▶ [Material for this task]:
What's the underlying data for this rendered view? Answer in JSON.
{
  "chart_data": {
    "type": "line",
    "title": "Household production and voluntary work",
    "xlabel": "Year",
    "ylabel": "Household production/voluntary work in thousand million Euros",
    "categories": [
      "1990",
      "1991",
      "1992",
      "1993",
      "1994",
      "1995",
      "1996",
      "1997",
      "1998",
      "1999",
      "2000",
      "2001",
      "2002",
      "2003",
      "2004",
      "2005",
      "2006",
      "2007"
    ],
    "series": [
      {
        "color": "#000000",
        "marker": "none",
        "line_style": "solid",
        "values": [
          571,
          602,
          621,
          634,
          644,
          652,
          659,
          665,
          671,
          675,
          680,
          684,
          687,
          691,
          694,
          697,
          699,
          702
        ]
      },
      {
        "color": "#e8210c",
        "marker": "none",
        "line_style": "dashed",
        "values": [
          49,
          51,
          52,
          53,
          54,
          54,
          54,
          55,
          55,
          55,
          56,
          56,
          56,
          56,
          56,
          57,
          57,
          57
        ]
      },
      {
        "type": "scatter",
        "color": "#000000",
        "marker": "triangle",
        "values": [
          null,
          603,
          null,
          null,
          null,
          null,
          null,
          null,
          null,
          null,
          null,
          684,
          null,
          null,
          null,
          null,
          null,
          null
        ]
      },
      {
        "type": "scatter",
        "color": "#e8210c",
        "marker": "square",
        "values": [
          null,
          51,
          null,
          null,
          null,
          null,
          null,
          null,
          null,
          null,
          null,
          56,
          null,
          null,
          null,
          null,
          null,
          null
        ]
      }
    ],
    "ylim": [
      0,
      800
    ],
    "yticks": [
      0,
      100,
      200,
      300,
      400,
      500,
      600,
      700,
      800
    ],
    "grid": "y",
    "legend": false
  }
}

▶ [Written instruction]:
Copy out all of the records shown above exactly.

▶ [The completed task]:
What's the underlying data for this rendered view? Answer in JSON.
{
  "chart_data": {
    "type": "line",
    "title": "Household production and voluntary work",
    "xlabel": "Year",
    "ylabel": "Household production/voluntary work in thousand million Euros",
    "categories": [
      "1990",
      "1991",
      "1992",
      "1993",
      "1994",
      "1995",
      "1996",
      "1997",
      "1998",
      "1999",
      "2000",
      "2001",
      "2002",
      "2003",
      "2004",
      "2005",
      "2006",
      "2007"
    ],
    "series": [
      {
        "color": "#000000",
        "marker": "none",
        "line_style": "solid",
        "values": [
          571,
          602,
          621,
          634,
          644,
          652,
          659,
          665,
          671,
          675,
          680,
          684,
          687,
          691,
          694,
          697,
          699,
          702
        ]
      },
      {
        "color": "#e8210c",
        "marker": "none",
        "line_style": "dashed",
        "values": [
          49,
          51,
          52,
          53,
          54,
          54,
          54,
          55,
          55,
          55,
          56,
          56,
          56,
          56,
          56,
          57,
          57,
          57
        ]
      },
      {
        "type": "scatter",
        "color": "#000000",
        "marker": "triangle",
        "values": [
          null,
          603,
          null,
          null,
          null,
          null,
          null,
          null,
          null,
          null,
          null,
          684,
          null,
          null,
          null,
          null,
          null,
          null
        ]
      },
      {
        "type": "scatter",
        "color": "#e8210c",
        "marker": "square",
        "values": [
          null,
          51,
          null,
          null,
          null,
          null,
          null,
          null,
          null,
          null,
          null,
          56,
          null,
          null,
          null,
          null,
          null,
          null
        ]
      }
    ],
    "ylim": [
      0,
      800
    ],
    "yticks": [
      0,
      100,
      200,
      300,
      400,
      500,
      600,
      700,
      800
    ],
    "grid": "y",
    "legend": false
  }
}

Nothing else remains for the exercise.